PARTS OF THE EXERCISE:
[a] In the thread about raising a first German Shepherd, what breed was the one dog the original poster had raised before?
[b] Write the next part of the thread about raising a first German Shepherd, picking up after its final sentence.

## START TEXT BLOCK

This is my first GSD, I grew up with them, but obviously growing up with them and raising them is different.
I have raised one dog, a chow chow, but they have extremely different personalities than GSD's.
I try to practice NILIF, but feel like something is missing here because he still doesn't respect me very much. I usually make him sit for anything he wants. To go outside is a sit, come out of kennel sit etc. etc. 
I went through puppy class, which IMO caused more problems than it helped with. We have a private trainer coming, but have only done one session so far.


----------



## MadLab (Jan 7, 2013)

I think pups just go through a stubborn phase and think they own the bed or the couch or what ever toy/bone they found. 

To avoid issues like this you can teach the dog to jump off the bed on command using treats. You could have a blanket there on the ground and instruct him to go there and reward when he does. Make it fun. Over time it click in his head.

You can nudge the dog, moving a little bit at a time. Generally they like the comfort but your foot slowly pushing under him is not comfortable any more. 

You can make it feel uncomfortable by sitting beside it and putting your weight on it until it decides to move too. It is better for him to realize that you are stronger.

You can make a loud noise and clap your hands over the pups head to startle him out of that head space and then move him. 

Basically it is claiming the space and you need to reclaim it. It can take time. But get the dog used to moving for you for a treat and it'll be easier to handle him.

## END TEXT BLOCK
## START DATASET EXTRACT

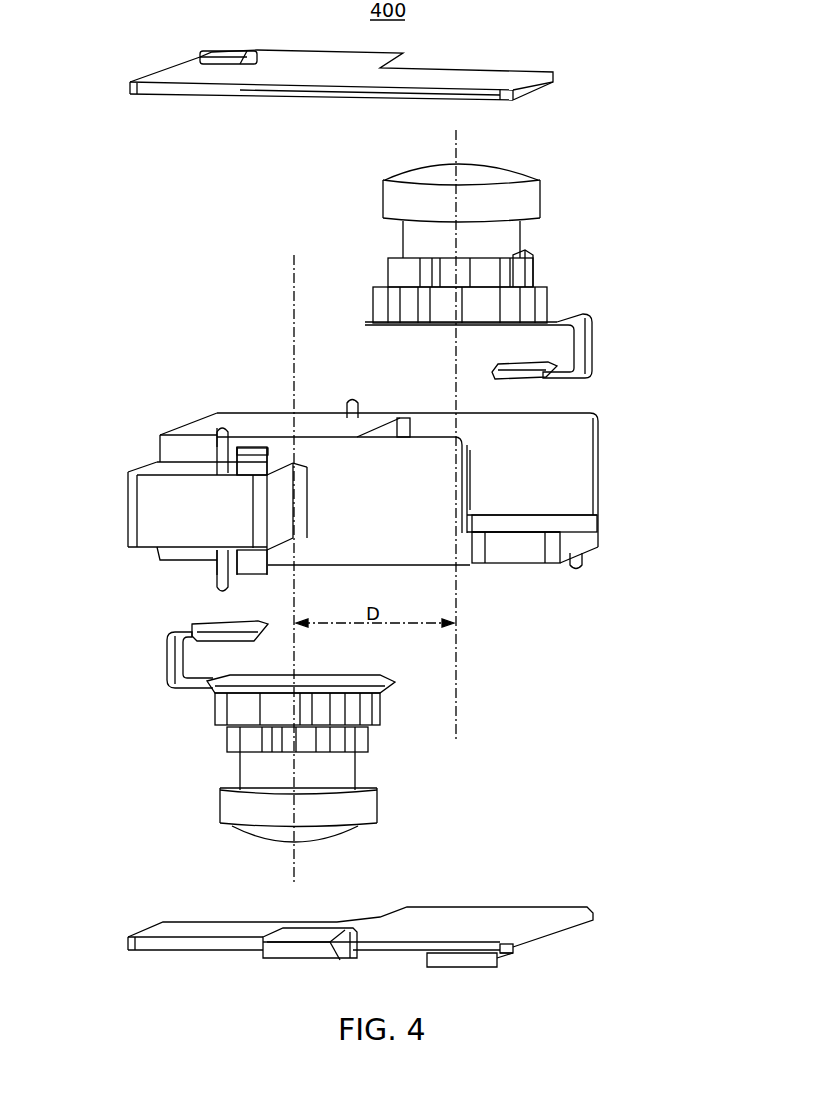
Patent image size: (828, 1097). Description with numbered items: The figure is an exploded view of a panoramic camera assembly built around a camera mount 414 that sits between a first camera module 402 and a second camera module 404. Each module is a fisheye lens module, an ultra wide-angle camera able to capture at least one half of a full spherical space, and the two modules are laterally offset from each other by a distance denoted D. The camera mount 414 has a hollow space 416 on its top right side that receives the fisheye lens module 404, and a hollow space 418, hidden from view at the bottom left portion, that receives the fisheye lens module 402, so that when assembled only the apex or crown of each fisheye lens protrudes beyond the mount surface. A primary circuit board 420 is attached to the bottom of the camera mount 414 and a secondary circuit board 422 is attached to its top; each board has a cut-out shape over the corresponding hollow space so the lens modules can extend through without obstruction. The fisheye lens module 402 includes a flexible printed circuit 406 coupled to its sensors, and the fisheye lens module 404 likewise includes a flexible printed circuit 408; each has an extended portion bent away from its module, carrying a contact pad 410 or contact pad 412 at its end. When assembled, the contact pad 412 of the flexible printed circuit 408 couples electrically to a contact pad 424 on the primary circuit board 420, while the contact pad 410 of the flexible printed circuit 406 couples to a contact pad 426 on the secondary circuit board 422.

## END DATASET EXTRACT

ANSWERS FOR THE TASKS:
[a] A chow chow.

[b]
It's like an off. If the dog finds a bone it is hard to take it off him, especially if it growls or crouches over it. It's warning you and you have to make the next move. 

But to avoid that you start to teach the dog/pup an off with lower value item and build it up to releasing high value toys/ treats.


----------



## Cassidy's Mom (Mar 30, 2003)

CaliShepherd said:


> I *try* to practice NILIF...


Can you explain what you mean by "try"? Is it possible that you're not being consistent enough? Ideally, ALL good things come from you, you control the resources - food, play, attention, etc., and he has to work for you to get them. Personally, I'd err on the side of being super strict with NIIF from the beginning, and then back off later, once it's clear that it's not necessary to that extent, rather than starting out slow and becoming firmer if that doesn't seem sufficient. But it's not too late to go back and do it right.


----------



## Steve Strom (Oct 26, 2013)

CaliShepherd said:


> Leo, my 5.5 month old male GSD has basically stopped biting and play biting, BUT he bites when he gets upset or frustrated with me.
> 
> For instance, last night I had him on my bed. At bedtime he sleeps in his kennel, so I called for him to come off the bed. He didn't move so I picked him up off the bed (normally he is fine with being picked up) he seemed upset that I had taken him off the bed and bit my hand extremely hard.
> 
> ...


No, he isn't playing. Those types of things are you picking physical fights. The nilif is fine for the structure of it helping you be consistent and avoid picking fights, but I think what you may be doing is the difference that was mentioned on another thread, bribing vs rewarding.

Don't let him up on the bed, ever. Keep a leash on him so you can create obedience without it being a fight. Don't trade things or reward him for simple manners right now.


----------



## CaliShepherd (Jun 24, 2015)

Cassidy's Mom said:


> Can you explain what you mean by "try"? Is it possible that you're not being consistent enough?


Sure, I ask him to sit before he gets to do anything that I think he wants. So I have him sit before he gets food, before he goes outside, before he gets a toy, before I play with him.

Now that I think of it, I didn't have him sit before going on the bed though...


----------



## CaliShepherd (Jun 24, 2015)

Steve Strom said:


> Don't trade things or reward him for simple manners right now.


Can you explain this a little more? What should I do when he is acting bratty?


----------



## MadLab (Jan 7, 2013)

> bribing vs rewarding.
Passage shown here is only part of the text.